Recorded data:
--- --- ---

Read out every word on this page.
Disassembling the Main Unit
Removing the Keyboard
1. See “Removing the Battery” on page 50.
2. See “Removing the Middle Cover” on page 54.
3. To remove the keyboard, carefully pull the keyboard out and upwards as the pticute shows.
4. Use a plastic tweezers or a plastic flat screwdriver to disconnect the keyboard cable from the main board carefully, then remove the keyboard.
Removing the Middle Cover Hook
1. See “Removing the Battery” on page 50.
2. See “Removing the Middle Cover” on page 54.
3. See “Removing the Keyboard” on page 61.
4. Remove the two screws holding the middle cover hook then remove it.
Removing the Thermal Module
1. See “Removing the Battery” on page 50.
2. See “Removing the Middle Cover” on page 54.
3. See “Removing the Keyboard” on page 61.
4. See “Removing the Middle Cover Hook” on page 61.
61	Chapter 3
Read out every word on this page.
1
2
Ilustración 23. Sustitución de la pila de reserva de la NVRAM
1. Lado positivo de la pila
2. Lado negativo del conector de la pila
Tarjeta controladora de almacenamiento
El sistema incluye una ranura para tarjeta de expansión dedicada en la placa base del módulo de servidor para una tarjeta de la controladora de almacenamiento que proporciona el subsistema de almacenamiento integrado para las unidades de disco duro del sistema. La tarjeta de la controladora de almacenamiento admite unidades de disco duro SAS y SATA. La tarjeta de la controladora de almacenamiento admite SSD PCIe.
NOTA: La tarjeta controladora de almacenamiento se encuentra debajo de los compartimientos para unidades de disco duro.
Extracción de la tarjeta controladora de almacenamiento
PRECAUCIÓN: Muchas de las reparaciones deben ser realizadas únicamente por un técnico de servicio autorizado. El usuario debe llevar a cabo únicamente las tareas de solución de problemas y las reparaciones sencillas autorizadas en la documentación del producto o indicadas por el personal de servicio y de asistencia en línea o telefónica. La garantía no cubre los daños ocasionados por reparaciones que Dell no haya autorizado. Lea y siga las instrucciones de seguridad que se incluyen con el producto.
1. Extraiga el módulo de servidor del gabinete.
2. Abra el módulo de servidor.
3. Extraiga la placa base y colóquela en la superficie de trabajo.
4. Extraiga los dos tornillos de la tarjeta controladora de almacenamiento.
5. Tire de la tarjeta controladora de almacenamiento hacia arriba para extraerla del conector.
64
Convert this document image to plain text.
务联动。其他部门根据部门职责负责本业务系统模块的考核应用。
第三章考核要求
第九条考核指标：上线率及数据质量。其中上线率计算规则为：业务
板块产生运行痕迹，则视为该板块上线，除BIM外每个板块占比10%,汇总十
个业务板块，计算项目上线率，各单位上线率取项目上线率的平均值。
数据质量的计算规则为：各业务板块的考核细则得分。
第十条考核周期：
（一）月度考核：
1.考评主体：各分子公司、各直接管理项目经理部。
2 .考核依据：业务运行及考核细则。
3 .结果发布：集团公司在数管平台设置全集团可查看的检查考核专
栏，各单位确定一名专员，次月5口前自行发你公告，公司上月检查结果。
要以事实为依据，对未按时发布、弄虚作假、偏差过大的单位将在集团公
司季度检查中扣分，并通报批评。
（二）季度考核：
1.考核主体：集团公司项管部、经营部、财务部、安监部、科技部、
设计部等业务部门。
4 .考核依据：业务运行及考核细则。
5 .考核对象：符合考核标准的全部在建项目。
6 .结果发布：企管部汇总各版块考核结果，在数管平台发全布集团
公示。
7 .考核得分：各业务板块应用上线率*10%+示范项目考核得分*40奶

--- --- ---

### Stated problem
From the entries above, copy every line where the word "Extraiga" shows up.

### Answer
1. Extraiga el módulo de servidor del gabinete.
3. Extraiga la placa base y colóquela en la superficie de trabajo.
4. Extraiga los dos tornillos de la tarjeta controladora de almacenamiento.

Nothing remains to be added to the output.